:: TASK STATEMENT ::
Pictures stay out of the copy; set down each line of the listing below exactly.

Extracts from a graphics dataset:
• • • • • • •

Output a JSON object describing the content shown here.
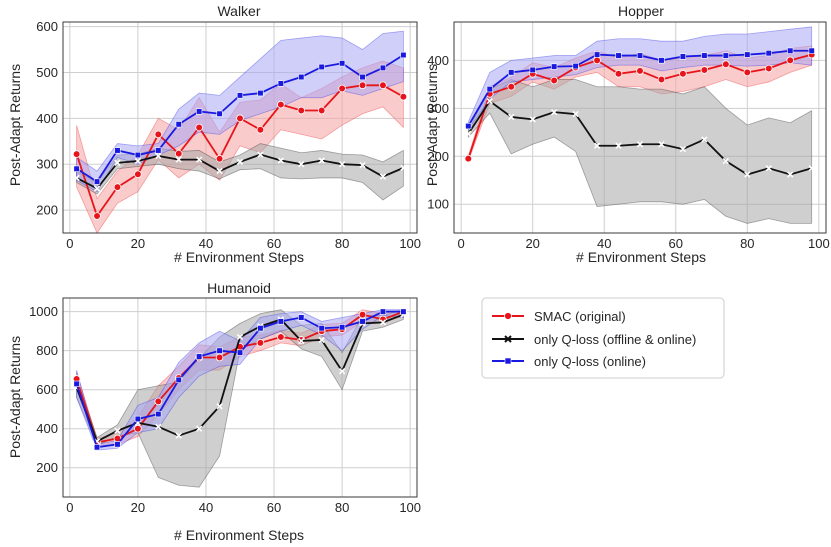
{
  "chart_data": [
    {
      "type": "line",
      "title": "Walker",
      "xlabel": "# Environment Steps",
      "ylabel": "Post-Adapt Returns",
      "xlim": [
        -2,
        102
      ],
      "ylim": [
        150,
        610
      ],
      "xticks": [
        0,
        20,
        40,
        60,
        80,
        100
      ],
      "yticks": [
        200,
        300,
        400,
        500,
        600
      ],
      "grid": true,
      "x": [
        2,
        8,
        14,
        20,
        26,
        32,
        38,
        44,
        50,
        56,
        62,
        68,
        74,
        80,
        86,
        92,
        98
      ],
      "series": [
        {
          "name": "SMAC (original)",
          "values": [
            322,
            187,
            250,
            278,
            365,
            323,
            380,
            312,
            400,
            375,
            430,
            417,
            417,
            465,
            472,
            472,
            447
          ],
          "lower": [
            250,
            150,
            215,
            240,
            310,
            270,
            300,
            265,
            340,
            325,
            375,
            365,
            355,
            385,
            410,
            425,
            380
          ],
          "upper": [
            385,
            225,
            285,
            320,
            400,
            375,
            445,
            370,
            435,
            440,
            475,
            445,
            465,
            490,
            510,
            525,
            510
          ]
        },
        {
          "name": "only Q-loss (offline & online)",
          "values": [
            270,
            247,
            303,
            307,
            318,
            310,
            310,
            285,
            305,
            321,
            308,
            300,
            308,
            300,
            298,
            273,
            292
          ],
          "lower": [
            260,
            235,
            290,
            295,
            300,
            290,
            285,
            268,
            288,
            290,
            270,
            268,
            270,
            270,
            260,
            222,
            252
          ],
          "upper": [
            285,
            260,
            320,
            322,
            335,
            328,
            330,
            305,
            320,
            345,
            335,
            325,
            330,
            322,
            320,
            305,
            330
          ]
        },
        {
          "name": "only Q-loss (online)",
          "values": [
            290,
            262,
            330,
            320,
            330,
            387,
            415,
            410,
            450,
            455,
            476,
            490,
            512,
            520,
            490,
            510,
            538
          ],
          "lower": [
            265,
            240,
            315,
            300,
            320,
            340,
            370,
            365,
            395,
            410,
            425,
            445,
            445,
            460,
            450,
            465,
            480
          ],
          "upper": [
            315,
            285,
            345,
            340,
            345,
            420,
            455,
            450,
            490,
            530,
            570,
            575,
            580,
            575,
            550,
            585,
            590
          ]
        }
      ],
      "colors": [
        "#e8141b",
        "#111111",
        "#1919e0"
      ]
    },
    {
      "type": "line",
      "title": "Hopper",
      "xlabel": "# Environment Steps",
      "ylabel": "Post-Adapt Returns",
      "xlim": [
        -2,
        102
      ],
      "ylim": [
        40,
        480
      ],
      "xticks": [
        0,
        20,
        40,
        60,
        80,
        100
      ],
      "yticks": [
        100,
        200,
        300,
        400
      ],
      "grid": true,
      "x": [
        2,
        8,
        14,
        20,
        26,
        32,
        38,
        44,
        50,
        56,
        62,
        68,
        74,
        80,
        86,
        92,
        98
      ],
      "series": [
        {
          "name": "SMAC (original)",
          "values": [
            195,
            330,
            345,
            372,
            358,
            385,
            400,
            372,
            378,
            360,
            372,
            380,
            392,
            375,
            383,
            400,
            412
          ],
          "lower": [
            190,
            310,
            325,
            355,
            340,
            365,
            375,
            345,
            345,
            330,
            335,
            345,
            360,
            345,
            355,
            375,
            390
          ],
          "upper": [
            200,
            345,
            365,
            395,
            385,
            405,
            420,
            405,
            415,
            400,
            405,
            410,
            420,
            405,
            410,
            425,
            430
          ]
        },
        {
          "name": "only Q-loss (offline & online)",
          "values": [
            247,
            315,
            282,
            277,
            292,
            288,
            222,
            222,
            225,
            225,
            215,
            235,
            190,
            162,
            175,
            162,
            175
          ],
          "lower": [
            240,
            290,
            205,
            225,
            240,
            210,
            95,
            100,
            105,
            105,
            100,
            110,
            75,
            60,
            70,
            60,
            60
          ],
          "upper": [
            255,
            340,
            360,
            345,
            360,
            360,
            345,
            345,
            340,
            340,
            330,
            345,
            300,
            265,
            280,
            270,
            295
          ]
        },
        {
          "name": "only Q-loss (online)",
          "values": [
            263,
            340,
            375,
            380,
            387,
            388,
            412,
            410,
            410,
            400,
            408,
            410,
            410,
            412,
            415,
            420,
            420
          ],
          "lower": [
            255,
            320,
            355,
            360,
            365,
            370,
            385,
            390,
            390,
            378,
            385,
            390,
            390,
            388,
            390,
            395,
            390
          ],
          "upper": [
            272,
            375,
            400,
            405,
            410,
            410,
            440,
            445,
            445,
            440,
            440,
            450,
            455,
            455,
            460,
            465,
            470
          ]
        }
      ],
      "colors": [
        "#e8141b",
        "#111111",
        "#1919e0"
      ]
    },
    {
      "type": "line",
      "title": "Humanoid",
      "xlabel": "# Environment Steps",
      "ylabel": "Post-Adapt Returns",
      "xlim": [
        -2,
        102
      ],
      "ylim": [
        50,
        1070
      ],
      "xticks": [
        0,
        20,
        40,
        60,
        80,
        100
      ],
      "yticks": [
        200,
        400,
        600,
        800,
        1000
      ],
      "grid": true,
      "x": [
        2,
        8,
        14,
        20,
        26,
        32,
        38,
        44,
        50,
        56,
        62,
        68,
        74,
        80,
        86,
        92,
        98
      ],
      "series": [
        {
          "name": "SMAC (original)",
          "values": [
            655,
            330,
            350,
            400,
            540,
            660,
            765,
            765,
            820,
            840,
            870,
            855,
            900,
            910,
            985,
            960,
            1000
          ],
          "lower": [
            620,
            310,
            320,
            360,
            470,
            600,
            700,
            700,
            770,
            800,
            840,
            825,
            870,
            880,
            950,
            940,
            980
          ],
          "upper": [
            690,
            350,
            380,
            460,
            620,
            720,
            830,
            820,
            870,
            880,
            905,
            890,
            935,
            940,
            1010,
            990,
            1010
          ]
        },
        {
          "name": "only Q-loss (offline & online)",
          "values": [
            610,
            335,
            390,
            430,
            410,
            365,
            400,
            515,
            870,
            925,
            960,
            850,
            855,
            695,
            940,
            945,
            985
          ],
          "lower": [
            560,
            315,
            360,
            380,
            150,
            110,
            100,
            260,
            800,
            860,
            900,
            810,
            770,
            600,
            900,
            920,
            960
          ],
          "upper": [
            660,
            355,
            420,
            600,
            620,
            640,
            760,
            870,
            940,
            990,
            1010,
            930,
            940,
            790,
            980,
            980,
            1010
          ]
        },
        {
          "name": "only Q-loss (online)",
          "values": [
            630,
            305,
            320,
            450,
            475,
            650,
            770,
            800,
            790,
            915,
            950,
            970,
            915,
            920,
            950,
            1000,
            1000
          ],
          "lower": [
            560,
            290,
            300,
            380,
            400,
            560,
            670,
            720,
            730,
            860,
            900,
            930,
            880,
            800,
            910,
            980,
            970
          ],
          "upper": [
            700,
            320,
            340,
            520,
            560,
            740,
            840,
            900,
            850,
            970,
            990,
            1000,
            950,
            970,
            990,
            1010,
            1010
          ]
        }
      ],
      "colors": [
        "#e8141b",
        "#111111",
        "#1919e0"
      ]
    }
  ],
  "legend": {
    "entries": [
      "SMAC (original)",
      "only Q-loss (offline & online)",
      "only Q-loss (online)"
    ],
    "colors": [
      "#e8141b",
      "#111111",
      "#1919e0"
    ],
    "markers": [
      "circle",
      "x",
      "square"
    ]
  }
}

• • • • • • •

:: EXERCISE ANSWER ::
Output a JSON object describing the content shown here.
{
  "chart_data": [
    {
      "type": "line",
      "title": "Walker",
      "xlabel": "# Environment Steps",
      "ylabel": "Post-Adapt Returns",
      "xlim": [
        -2,
        102
      ],
      "ylim": [
        150,
        610
      ],
      "xticks": [
        0,
        20,
        40,
        60,
        80,
        100
      ],
      "yticks": [
        200,
        300,
        400,
        500,
        600
      ],
      "grid": true,
      "x": [
        2,
        8,
        14,
        20,
        26,
        32,
        38,
        44,
        50,
        56,
        62,
        68,
        74,
        80,
        86,
        92,
        98
      ],
      "series": [
        {
          "name": "SMAC (original)",
          "values": [
            322,
            187,
            250,
            278,
            365,
            323,
            380,
            312,
            400,
            375,
            430,
            417,
            417,
            465,
            472,
            472,
            447
          ],
          "lower": [
            250,
            150,
            215,
            240,
            310,
            270,
            300,
            265,
            340,
            325,
            375,
            365,
            355,
            385,
            410,
            425,
            380
          ],
          "upper": [
            385,
            225,
            285,
            320,
            400,
            375,
            445,
            370,
            435,
            440,
            475,
            445,
            465,
            490,
            510,
            525,
            510
          ]
        },
        {
          "name": "only Q-loss (offline & online)",
          "values": [
            270,
            247,
            303,
            307,
            318,
            310,
            310,
            285,
            305,
            321,
            308,
            300,
            308,
            300,
            298,
            273,
            292
          ],
          "lower": [
            260,
            235,
            290,
            295,
            300,
            290,
            285,
            268,
            288,
            290,
            270,
            268,
            270,
            270,
            260,
            222,
            252
          ],
          "upper": [
            285,
            260,
            320,
            322,
            335,
            328,
            330,
            305,
            320,
            345,
            335,
            325,
            330,
            322,
            320,
            305,
            330
          ]
        },
        {
          "name": "only Q-loss (online)",
          "values": [
            290,
            262,
            330,
            320,
            330,
            387,
            415,
            410,
            450,
            455,
            476,
            490,
            512,
            520,
            490,
            510,
            538
          ],
          "lower": [
            265,
            240,
            315,
            300,
            320,
            340,
            370,
            365,
            395,
            410,
            425,
            445,
            445,
            460,
            450,
            465,
            480
          ],
          "upper": [
            315,
            285,
            345,
            340,
            345,
            420,
            455,
            450,
            490,
            530,
            570,
            575,
            580,
            575,
            550,
            585,
            590
          ]
        }
      ],
      "colors": [
        "#e8141b",
        "#111111",
        "#1919e0"
      ]
    },
    {
      "type": "line",
      "title": "Hopper",
      "xlabel": "# Environment Steps",
      "ylabel": "Post-Adapt Returns",
      "xlim": [
        -2,
        102
      ],
      "ylim": [
        40,
        480
      ],
      "xticks": [
        0,
        20,
        40,
        60,
        80,
        100
      ],
      "yticks": [
        100,
        200,
        300,
        400
      ],
      "grid": true,
      "x": [
        2,
        8,
        14,
        20,
        26,
        32,
        38,
        44,
        50,
        56,
        62,
        68,
        74,
        80,
        86,
        92,
        98
      ],
      "series": [
        {
          "name": "SMAC (original)",
          "values": [
            195,
            330,
            345,
            372,
            358,
            385,
            400,
            372,
            378,
            360,
            372,
            380,
            392,
            375,
            383,
            400,
            412
          ],
          "lower": [
            190,
            310,
            325,
            355,
            340,
            365,
            375,
            345,
            345,
            330,
            335,
            345,
            360,
            345,
            355,
            375,
            390
          ],
          "upper": [
            200,
            345,
            365,
            395,
            385,
            405,
            420,
            405,
            415,
            400,
            405,
            410,
            420,
            405,
            410,
            425,
            430
          ]
        },
        {
          "name": "only Q-loss (offline & online)",
          "values": [
            247,
            315,
            282,
            277,
            292,
            288,
            222,
            222,
            225,
            225,
            215,
            235,
            190,
            162,
            175,
            162,
            175
          ],
          "lower": [
            240,
            290,
            205,
            225,
            240,
            210,
            95,
            100,
            105,
            105,
            100,
            110,
            75,
            60,
            70,
            60,
            60
          ],
          "upper": [
            255,
            340,
            360,
            345,
            360,
            360,
            345,
            345,
            340,
            340,
            330,
            345,
            300,
            265,
            280,
            270,
            295
          ]
        },
        {
          "name": "only Q-loss (online)",
          "values": [
            263,
            340,
            375,
            380,
            387,
            388,
            412,
            410,
            410,
            400,
            408,
            410,
            410,
            412,
            415,
            420,
            420
          ],
          "lower": [
            255,
            320,
            355,
            360,
            365,
            370,
            385,
            390,
            390,
            378,
            385,
            390,
            390,
            388,
            390,
            395,
            390
          ],
          "upper": [
            272,
            375,
            400,
            405,
            410,
            410,
            440,
            445,
            445,
            440,
            440,
            450,
            455,
            455,
            460,
            465,
            470
          ]
        }
      ],
      "colors": [
        "#e8141b",
        "#111111",
        "#1919e0"
      ]
    },
    {
      "type": "line",
      "title": "Humanoid",
      "xlabel": "# Environment Steps",
      "ylabel": "Post-Adapt Returns",
      "xlim": [
        -2,
        102
      ],
      "ylim": [
        50,
        1070
      ],
      "xticks": [
        0,
        20,
        40,
        60,
        80,
        100
      ],
      "yticks": [
        200,
        400,
        600,
        800,
        1000
      ],
      "grid": true,
      "x": [
        2,
        8,
        14,
        20,
        26,
        32,
        38,
        44,
        50,
        56,
        62,
        68,
        74,
        80,
        86,
        92,
        98
      ],
      "series": [
        {
          "name": "SMAC (original)",
          "values": [
            655,
            330,
            350,
            400,
            540,
            660,
            765,
            765,
            820,
            840,
            870,
            855,
            900,
            910,
            985,
            960,
            1000
          ],
          "lower": [
            620,
            310,
            320,
            360,
            470,
            600,
            700,
            700,
            770,
            800,
            840,
            825,
            870,
            880,
            950,
            940,
            980
          ],
          "upper": [
            690,
            350,
            380,
            460,
            620,
            720,
            830,
            820,
            870,
            880,
            905,
            890,
            935,
            940,
            1010,
            990,
            1010
          ]
        },
        {
          "name": "only Q-loss (offline & online)",
          "values": [
            610,
            335,
            390,
            430,
            410,
            365,
            400,
            515,
            870,
            925,
            960,
            850,
            855,
            695,
            940,
            945,
            985
          ],
          "lower": [
            560,
            315,
            360,
            380,
            150,
            110,
            100,
            260,
            800,
            860,
            900,
            810,
            770,
            600,
            900,
            920,
            960
          ],
          "upper": [
            660,
            355,
            420,
            600,
            620,
            640,
            760,
            870,
            940,
            990,
            1010,
            930,
            940,
            790,
            980,
            980,
            1010
          ]
        },
        {
          "name": "only Q-loss (online)",
          "values": [
            630,
            305,
            320,
            450,
            475,
            650,
            770,
            800,
            790,
            915,
            950,
            970,
            915,
            920,
            950,
            1000,
            1000
          ],
          "lower": [
            560,
            290,
            300,
            380,
            400,
            560,
            670,
            720,
            730,
            860,
            900,
            930,
            880,
            800,
            910,
            980,
            970
          ],
          "upper": [
            700,
            320,
            340,
            520,
            560,
            740,
            840,
            900,
            850,
            970,
            990,
            1000,
            950,
            970,
            990,
            1010,
            1010
          ]
        }
      ],
      "colors": [
        "#e8141b",
        "#111111",
        "#1919e0"
      ]
    }
  ],
  "legend": {
    "entries": [
      "SMAC (original)",
      "only Q-loss (offline & online)",
      "only Q-loss (online)"
    ],
    "colors": [
      "#e8141b",
      "#111111",
      "#1919e0"
    ],
    "markers": [
      "circle",
      "x",
      "square"
    ]
  }
}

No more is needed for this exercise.